[Dataset entries]
begin
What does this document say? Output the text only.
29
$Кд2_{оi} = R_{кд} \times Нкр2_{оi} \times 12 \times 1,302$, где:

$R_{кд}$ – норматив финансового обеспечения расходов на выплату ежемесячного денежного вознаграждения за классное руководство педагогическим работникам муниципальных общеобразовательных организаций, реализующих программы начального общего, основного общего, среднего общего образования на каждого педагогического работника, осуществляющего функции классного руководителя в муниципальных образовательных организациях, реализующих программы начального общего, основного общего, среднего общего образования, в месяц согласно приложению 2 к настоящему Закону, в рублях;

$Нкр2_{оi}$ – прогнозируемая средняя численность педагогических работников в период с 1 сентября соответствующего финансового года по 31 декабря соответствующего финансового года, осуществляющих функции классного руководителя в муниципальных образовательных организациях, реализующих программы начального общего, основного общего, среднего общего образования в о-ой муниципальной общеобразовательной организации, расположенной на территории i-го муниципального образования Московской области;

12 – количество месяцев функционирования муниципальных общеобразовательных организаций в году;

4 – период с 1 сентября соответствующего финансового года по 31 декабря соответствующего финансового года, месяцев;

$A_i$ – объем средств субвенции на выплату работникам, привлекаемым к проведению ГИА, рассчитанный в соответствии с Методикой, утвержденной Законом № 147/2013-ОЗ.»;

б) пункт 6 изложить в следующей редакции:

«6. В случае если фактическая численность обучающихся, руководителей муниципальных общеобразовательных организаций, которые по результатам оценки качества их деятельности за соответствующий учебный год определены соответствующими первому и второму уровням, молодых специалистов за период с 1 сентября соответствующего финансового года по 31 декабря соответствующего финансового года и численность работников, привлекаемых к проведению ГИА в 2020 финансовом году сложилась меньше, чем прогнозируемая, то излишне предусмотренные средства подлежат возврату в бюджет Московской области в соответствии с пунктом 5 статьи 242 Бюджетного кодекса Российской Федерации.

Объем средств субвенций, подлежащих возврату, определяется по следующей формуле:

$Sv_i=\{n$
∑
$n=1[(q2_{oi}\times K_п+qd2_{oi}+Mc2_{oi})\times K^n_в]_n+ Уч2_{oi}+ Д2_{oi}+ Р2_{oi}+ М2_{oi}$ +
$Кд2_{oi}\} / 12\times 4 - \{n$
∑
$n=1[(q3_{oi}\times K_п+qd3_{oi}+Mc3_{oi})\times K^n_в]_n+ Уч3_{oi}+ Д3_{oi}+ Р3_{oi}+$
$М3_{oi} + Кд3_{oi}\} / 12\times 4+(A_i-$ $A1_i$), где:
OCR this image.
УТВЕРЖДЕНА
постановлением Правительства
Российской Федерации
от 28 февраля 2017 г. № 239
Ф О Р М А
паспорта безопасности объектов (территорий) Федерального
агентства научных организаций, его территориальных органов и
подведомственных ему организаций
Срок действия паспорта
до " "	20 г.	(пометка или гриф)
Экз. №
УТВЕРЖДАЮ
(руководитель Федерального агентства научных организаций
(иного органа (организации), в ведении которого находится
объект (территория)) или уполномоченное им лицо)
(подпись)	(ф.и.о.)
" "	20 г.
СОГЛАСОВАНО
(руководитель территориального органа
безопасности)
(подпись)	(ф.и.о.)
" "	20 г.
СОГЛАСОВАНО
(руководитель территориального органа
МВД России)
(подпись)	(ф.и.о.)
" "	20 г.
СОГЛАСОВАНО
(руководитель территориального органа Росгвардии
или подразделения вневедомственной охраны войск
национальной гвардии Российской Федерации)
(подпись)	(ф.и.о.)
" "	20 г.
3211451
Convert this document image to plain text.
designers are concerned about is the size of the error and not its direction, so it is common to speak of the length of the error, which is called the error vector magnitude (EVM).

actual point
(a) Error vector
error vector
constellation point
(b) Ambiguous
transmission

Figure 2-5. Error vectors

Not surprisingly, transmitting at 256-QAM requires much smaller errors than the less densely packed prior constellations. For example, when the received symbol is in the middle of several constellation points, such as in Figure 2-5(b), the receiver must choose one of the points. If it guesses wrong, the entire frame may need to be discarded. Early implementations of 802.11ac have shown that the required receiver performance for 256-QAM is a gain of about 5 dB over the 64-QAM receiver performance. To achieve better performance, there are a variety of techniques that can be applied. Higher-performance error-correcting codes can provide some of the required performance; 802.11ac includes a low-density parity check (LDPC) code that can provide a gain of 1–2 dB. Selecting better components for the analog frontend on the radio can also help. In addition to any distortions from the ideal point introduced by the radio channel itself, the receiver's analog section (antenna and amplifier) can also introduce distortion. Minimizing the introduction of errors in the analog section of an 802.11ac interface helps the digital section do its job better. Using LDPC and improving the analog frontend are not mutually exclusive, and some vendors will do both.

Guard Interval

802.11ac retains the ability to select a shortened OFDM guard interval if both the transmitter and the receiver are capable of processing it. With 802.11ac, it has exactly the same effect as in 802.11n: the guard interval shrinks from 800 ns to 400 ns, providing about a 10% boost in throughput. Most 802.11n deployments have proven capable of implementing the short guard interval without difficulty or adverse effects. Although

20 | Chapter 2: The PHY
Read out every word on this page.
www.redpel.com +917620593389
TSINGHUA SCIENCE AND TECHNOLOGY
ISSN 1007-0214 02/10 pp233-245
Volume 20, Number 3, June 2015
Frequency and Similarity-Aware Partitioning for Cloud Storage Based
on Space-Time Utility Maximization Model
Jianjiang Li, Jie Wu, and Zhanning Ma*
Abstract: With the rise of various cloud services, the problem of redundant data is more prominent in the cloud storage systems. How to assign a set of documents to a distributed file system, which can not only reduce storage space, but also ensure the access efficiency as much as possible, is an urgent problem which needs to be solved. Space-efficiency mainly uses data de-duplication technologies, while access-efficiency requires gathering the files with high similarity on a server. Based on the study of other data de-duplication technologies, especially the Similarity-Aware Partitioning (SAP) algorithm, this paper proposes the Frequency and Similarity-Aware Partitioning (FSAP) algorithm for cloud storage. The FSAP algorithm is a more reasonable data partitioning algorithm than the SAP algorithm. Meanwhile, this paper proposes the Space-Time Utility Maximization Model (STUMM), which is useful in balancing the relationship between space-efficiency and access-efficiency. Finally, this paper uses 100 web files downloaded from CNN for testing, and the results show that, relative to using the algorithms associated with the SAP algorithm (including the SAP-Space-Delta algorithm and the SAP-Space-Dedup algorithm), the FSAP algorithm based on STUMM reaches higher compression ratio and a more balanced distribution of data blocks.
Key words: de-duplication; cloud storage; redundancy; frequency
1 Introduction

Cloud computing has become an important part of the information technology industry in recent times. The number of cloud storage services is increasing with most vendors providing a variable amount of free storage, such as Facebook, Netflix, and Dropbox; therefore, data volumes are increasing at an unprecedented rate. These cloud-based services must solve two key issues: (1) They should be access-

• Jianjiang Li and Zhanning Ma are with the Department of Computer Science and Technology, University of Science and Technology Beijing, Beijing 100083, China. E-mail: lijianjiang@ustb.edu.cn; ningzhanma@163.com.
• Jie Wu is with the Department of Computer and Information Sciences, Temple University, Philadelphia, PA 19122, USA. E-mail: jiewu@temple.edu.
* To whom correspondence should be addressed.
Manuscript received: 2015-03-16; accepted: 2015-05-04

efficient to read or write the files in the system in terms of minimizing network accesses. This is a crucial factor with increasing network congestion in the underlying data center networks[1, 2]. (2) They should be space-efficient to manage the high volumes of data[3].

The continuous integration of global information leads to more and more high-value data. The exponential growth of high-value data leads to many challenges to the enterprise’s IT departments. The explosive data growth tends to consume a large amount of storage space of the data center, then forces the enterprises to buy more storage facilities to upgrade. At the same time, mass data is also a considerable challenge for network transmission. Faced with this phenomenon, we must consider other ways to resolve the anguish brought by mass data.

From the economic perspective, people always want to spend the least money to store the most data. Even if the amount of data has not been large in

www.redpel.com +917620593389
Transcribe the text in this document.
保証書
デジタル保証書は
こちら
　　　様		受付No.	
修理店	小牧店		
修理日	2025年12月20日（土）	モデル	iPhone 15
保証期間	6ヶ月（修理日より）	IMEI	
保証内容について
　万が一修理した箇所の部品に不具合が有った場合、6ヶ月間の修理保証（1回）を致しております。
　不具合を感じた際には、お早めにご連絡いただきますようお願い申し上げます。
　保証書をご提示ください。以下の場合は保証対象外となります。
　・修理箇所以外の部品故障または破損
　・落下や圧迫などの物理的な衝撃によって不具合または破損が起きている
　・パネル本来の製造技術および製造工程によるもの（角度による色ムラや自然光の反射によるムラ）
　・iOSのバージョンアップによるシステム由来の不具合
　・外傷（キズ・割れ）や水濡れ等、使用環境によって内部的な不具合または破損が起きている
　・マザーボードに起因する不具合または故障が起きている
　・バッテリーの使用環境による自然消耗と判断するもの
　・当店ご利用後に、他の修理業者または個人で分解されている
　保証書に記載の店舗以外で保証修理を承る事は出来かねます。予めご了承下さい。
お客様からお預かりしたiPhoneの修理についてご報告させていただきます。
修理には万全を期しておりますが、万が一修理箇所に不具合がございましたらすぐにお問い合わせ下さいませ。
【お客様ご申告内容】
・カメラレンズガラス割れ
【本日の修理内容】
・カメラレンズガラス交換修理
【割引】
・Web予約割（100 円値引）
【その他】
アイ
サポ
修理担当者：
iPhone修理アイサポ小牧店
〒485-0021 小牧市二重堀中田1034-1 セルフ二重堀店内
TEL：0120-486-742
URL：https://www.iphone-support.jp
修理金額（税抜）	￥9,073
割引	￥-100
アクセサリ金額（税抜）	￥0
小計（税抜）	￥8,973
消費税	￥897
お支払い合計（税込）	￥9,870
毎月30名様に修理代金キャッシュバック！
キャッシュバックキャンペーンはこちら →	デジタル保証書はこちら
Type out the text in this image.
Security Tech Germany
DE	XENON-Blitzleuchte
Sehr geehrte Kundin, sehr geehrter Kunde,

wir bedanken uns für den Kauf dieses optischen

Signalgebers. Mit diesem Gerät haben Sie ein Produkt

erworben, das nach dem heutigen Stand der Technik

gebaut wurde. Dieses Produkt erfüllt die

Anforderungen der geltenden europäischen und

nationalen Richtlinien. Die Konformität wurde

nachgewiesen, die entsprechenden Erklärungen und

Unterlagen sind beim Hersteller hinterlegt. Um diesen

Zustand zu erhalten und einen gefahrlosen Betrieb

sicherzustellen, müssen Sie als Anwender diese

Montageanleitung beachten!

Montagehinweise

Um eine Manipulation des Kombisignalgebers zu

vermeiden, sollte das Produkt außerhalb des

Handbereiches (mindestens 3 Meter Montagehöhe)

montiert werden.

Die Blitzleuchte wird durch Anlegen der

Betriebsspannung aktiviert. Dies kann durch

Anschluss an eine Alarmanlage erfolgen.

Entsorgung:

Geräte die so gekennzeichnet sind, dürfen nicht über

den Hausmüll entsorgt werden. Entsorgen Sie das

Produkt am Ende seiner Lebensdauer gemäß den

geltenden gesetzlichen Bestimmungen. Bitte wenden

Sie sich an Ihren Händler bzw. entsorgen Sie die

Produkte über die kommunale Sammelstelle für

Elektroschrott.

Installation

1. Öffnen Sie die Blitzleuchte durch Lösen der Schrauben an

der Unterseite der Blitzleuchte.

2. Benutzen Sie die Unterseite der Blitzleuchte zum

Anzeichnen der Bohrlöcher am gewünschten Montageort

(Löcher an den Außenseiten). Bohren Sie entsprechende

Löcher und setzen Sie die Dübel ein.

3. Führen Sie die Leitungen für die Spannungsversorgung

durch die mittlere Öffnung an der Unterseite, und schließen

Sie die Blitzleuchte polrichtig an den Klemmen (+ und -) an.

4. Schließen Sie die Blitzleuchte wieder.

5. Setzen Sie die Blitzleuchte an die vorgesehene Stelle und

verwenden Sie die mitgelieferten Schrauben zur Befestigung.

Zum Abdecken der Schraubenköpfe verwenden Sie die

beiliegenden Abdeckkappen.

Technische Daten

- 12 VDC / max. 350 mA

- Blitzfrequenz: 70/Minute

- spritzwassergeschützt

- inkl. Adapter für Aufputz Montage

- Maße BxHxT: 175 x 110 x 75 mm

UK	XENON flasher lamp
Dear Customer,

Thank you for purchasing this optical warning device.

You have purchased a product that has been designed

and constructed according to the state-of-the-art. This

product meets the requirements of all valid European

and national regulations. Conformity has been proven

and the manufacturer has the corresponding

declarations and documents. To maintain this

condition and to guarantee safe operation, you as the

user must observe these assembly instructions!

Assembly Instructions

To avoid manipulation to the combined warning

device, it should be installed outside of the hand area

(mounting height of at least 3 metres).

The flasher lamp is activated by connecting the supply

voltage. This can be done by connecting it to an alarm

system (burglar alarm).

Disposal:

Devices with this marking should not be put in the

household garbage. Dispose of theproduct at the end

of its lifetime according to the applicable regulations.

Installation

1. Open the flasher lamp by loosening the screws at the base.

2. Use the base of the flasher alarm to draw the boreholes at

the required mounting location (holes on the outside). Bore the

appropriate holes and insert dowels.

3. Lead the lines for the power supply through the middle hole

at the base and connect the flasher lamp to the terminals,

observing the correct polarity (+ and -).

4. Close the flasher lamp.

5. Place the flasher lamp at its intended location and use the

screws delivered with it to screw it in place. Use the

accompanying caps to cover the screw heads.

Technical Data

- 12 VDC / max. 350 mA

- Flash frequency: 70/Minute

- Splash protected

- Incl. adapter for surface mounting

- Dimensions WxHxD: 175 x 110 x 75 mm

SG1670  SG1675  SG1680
end
Find every line in the records above that contains the word "middle", and copy each one.

Not surprisingly, transmitting at 256-QAM requires much smaller errors than the less densely packed prior constellations. For example, when the received symbol is in the middle of several constellation points, such as in Figure 2-5(b), the receiver must choose one of the points. If it guesses wrong, the entire frame may need to be discarded. Early implementations of 802.11ac have shown that the required receiver performance for 256-QAM is a gain of about 5 dB over the 64-QAM receiver performance. To achieve better performance, there are a variety of techniques that can be applied. Higher-performance error-correcting codes can provide some of the required performance; 802.11ac includes a low-density parity check (LDPC) code that can provide a gain of 1–2 dB. Selecting better components for the analog frontend on the radio can also help. In addition to any distortions from the ideal point introduced by the radio channel itself, the receiver's analog section (antenna and amplifier) can also introduce distortion. Minimizing the introduction of errors in the analog section of an 802.11ac interface helps the digital section do its job better. Using LDPC and improving the analog frontend are not mutually exclusive, and some vendors will do both.
3. Lead the lines for the power supply through the middle hole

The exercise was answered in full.